• Work instructions: Return the records, each one exactly as written.
[begin Input records]
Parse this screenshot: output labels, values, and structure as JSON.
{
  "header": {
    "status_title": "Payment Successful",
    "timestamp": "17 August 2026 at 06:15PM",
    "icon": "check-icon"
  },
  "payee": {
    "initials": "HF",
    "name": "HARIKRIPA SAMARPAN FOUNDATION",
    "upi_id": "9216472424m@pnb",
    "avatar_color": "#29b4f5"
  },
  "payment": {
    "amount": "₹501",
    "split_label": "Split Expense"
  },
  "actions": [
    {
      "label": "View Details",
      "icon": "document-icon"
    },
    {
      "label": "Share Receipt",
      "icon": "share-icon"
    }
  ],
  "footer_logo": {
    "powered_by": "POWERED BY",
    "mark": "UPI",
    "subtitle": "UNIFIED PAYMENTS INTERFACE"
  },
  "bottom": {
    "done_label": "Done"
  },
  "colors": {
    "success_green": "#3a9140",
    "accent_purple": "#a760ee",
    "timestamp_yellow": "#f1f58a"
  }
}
[end Input records]
• Exercise answer:
Parse this screenshot: output labels, values, and structure as JSON.
{
  "header": {
    "status_title": "Payment Successful",
    "timestamp": "17 August 2026 at 06:15PM",
    "icon": "check-icon"
  },
  "payee": {
    "initials": "HF",
    "name": "HARIKRIPA SAMARPAN FOUNDATION",
    "upi_id": "9216472424m@pnb",
    "avatar_color": "#29b4f5"
  },
  "payment": {
    "amount": "₹501",
    "split_label": "Split Expense"
  },
  "actions": [
    {
      "label": "View Details",
      "icon": "document-icon"
    },
    {
      "label": "Share Receipt",
      "icon": "share-icon"
    }
  ],
  "footer_logo": {
    "powered_by": "POWERED BY",
    "mark": "UPI",
    "subtitle": "UNIFIED PAYMENTS INTERFACE"
  },
  "bottom": {
    "done_label": "Done"
  },
  "colors": {
    "success_green": "#3a9140",
    "accent_purple": "#a760ee",
    "timestamp_yellow": "#f1f58a"
  }
}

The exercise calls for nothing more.